TASK DIRECTIONS - If a line below contains the string "survival", return that line.

--

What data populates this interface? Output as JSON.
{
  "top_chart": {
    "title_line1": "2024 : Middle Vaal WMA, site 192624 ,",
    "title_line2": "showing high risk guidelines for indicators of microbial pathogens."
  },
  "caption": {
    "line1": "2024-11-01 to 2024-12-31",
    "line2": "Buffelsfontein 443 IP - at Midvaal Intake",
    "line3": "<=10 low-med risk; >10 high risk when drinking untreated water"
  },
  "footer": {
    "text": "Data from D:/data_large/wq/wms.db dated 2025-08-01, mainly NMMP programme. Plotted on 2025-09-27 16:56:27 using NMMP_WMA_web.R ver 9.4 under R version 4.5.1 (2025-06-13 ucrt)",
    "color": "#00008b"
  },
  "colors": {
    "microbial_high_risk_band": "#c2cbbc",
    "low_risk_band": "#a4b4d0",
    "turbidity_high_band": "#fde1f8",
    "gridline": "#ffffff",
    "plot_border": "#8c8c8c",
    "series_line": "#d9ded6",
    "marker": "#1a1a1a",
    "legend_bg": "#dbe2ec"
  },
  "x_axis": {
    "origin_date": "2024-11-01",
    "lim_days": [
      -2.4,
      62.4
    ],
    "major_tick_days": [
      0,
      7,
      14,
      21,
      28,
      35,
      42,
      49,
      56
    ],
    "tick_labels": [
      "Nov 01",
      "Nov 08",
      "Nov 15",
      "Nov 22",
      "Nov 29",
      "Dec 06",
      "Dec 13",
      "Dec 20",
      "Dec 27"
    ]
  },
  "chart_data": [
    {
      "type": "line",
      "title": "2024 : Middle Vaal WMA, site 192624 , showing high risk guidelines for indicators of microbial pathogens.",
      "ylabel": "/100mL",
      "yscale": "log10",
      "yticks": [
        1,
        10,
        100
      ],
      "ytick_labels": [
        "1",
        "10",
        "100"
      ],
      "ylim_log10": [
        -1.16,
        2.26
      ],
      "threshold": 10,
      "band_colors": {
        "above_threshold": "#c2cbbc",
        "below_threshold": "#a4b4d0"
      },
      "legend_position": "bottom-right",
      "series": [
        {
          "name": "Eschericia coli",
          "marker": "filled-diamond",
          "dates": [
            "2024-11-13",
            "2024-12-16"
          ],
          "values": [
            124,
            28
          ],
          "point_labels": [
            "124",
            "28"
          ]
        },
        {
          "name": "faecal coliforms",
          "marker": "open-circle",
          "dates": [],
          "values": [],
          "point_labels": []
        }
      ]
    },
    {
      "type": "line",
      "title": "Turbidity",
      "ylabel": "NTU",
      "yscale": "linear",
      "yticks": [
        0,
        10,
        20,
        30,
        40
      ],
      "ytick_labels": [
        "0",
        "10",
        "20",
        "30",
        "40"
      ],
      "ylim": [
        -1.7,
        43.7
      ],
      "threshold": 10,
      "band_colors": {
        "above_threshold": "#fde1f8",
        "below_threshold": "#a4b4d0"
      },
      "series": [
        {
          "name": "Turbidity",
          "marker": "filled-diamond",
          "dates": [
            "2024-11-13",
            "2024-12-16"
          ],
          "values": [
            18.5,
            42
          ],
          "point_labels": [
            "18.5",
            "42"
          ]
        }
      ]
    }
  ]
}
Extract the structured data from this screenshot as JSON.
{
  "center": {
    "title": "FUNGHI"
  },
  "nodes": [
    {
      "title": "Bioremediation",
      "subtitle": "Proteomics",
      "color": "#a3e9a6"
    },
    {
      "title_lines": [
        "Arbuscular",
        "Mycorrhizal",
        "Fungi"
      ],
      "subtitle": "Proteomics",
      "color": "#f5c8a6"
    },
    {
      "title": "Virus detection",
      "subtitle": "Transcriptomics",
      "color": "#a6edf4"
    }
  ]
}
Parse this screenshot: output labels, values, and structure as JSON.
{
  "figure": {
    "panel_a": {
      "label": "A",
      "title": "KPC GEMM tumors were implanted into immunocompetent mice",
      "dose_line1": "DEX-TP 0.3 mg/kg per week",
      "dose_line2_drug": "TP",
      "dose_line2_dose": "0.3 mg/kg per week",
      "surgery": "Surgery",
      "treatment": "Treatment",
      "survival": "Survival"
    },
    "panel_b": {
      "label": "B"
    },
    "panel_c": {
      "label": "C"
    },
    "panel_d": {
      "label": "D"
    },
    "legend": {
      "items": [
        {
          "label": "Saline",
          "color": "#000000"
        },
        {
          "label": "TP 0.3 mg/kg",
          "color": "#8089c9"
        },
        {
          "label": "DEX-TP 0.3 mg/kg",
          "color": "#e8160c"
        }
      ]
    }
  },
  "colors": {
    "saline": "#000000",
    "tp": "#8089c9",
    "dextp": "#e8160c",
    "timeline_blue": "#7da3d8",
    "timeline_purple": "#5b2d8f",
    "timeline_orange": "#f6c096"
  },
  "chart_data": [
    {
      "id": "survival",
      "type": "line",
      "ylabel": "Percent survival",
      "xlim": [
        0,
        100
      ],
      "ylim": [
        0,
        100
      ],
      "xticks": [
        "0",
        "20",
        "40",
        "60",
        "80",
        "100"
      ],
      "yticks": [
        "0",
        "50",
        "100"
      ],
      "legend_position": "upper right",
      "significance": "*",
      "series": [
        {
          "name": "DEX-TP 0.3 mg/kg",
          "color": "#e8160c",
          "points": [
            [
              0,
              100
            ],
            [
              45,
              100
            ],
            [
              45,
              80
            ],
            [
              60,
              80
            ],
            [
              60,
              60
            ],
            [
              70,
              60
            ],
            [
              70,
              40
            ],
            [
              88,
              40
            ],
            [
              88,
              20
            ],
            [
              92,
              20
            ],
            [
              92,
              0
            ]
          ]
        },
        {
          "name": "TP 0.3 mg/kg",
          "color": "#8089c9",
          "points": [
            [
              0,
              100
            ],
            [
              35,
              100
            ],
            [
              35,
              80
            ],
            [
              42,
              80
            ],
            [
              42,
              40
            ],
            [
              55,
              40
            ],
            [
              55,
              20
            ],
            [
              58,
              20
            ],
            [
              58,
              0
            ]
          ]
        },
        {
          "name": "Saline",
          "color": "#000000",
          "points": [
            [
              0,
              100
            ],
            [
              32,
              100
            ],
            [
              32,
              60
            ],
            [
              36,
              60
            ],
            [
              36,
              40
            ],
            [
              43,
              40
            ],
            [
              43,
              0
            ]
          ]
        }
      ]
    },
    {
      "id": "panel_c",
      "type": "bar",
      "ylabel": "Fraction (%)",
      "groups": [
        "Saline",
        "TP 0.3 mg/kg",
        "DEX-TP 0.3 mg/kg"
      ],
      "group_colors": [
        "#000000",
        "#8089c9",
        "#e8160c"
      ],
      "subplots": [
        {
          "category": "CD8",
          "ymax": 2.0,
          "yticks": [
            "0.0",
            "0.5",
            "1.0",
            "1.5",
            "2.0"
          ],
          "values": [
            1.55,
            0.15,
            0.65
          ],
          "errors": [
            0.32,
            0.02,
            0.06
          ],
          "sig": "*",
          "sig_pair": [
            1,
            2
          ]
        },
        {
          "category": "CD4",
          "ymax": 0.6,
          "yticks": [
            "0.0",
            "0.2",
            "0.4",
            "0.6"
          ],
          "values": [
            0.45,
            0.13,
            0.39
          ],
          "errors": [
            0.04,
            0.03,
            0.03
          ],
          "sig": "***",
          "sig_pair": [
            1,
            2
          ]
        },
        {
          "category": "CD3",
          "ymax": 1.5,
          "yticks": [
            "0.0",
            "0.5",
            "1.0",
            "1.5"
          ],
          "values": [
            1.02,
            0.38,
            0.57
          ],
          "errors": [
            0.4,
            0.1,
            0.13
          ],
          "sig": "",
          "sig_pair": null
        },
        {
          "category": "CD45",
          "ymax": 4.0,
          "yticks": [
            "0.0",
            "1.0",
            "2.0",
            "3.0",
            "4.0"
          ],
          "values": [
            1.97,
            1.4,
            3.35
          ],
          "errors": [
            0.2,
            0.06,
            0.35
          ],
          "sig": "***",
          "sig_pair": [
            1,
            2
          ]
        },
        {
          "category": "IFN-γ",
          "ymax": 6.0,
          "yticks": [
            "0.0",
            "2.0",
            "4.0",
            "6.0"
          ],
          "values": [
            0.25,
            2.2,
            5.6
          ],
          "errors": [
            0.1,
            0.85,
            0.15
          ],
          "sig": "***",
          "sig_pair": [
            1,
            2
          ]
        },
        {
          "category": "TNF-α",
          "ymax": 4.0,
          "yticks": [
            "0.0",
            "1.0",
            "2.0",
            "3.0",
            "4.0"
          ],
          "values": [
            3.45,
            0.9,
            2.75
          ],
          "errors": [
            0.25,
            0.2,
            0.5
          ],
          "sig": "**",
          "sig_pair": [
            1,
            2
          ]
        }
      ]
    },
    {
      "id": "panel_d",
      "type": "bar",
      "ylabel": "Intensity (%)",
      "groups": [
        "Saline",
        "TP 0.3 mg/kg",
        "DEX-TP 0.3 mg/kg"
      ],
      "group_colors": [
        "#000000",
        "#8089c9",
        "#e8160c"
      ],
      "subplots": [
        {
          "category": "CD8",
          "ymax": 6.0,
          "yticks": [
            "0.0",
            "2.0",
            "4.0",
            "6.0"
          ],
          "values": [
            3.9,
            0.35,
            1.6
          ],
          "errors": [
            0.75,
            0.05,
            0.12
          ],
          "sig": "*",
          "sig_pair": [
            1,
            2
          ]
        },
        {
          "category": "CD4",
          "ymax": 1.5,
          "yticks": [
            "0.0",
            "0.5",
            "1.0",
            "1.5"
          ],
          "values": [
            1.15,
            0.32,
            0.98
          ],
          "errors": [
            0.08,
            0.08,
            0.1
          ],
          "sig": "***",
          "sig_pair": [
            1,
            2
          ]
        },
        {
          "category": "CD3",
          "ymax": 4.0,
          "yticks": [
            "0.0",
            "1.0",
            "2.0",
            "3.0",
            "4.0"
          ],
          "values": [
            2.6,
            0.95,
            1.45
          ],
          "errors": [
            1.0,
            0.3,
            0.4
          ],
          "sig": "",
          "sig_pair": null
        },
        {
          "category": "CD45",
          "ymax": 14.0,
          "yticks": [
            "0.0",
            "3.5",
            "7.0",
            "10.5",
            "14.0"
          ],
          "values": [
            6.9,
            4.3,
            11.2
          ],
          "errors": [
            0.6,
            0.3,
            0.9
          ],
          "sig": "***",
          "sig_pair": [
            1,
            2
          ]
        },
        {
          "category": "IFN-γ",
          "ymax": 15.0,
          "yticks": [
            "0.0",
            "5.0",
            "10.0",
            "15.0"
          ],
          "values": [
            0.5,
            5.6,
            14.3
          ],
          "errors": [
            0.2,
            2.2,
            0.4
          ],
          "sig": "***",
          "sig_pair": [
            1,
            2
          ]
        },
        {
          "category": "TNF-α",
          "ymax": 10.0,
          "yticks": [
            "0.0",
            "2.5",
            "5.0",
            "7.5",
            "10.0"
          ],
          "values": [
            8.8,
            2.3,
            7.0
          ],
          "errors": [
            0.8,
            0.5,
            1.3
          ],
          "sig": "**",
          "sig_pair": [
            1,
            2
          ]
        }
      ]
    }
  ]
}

--

RESULT BELOW -
      "survival": "Survival"
      "id": "survival",
      "ylabel": "Percent survival",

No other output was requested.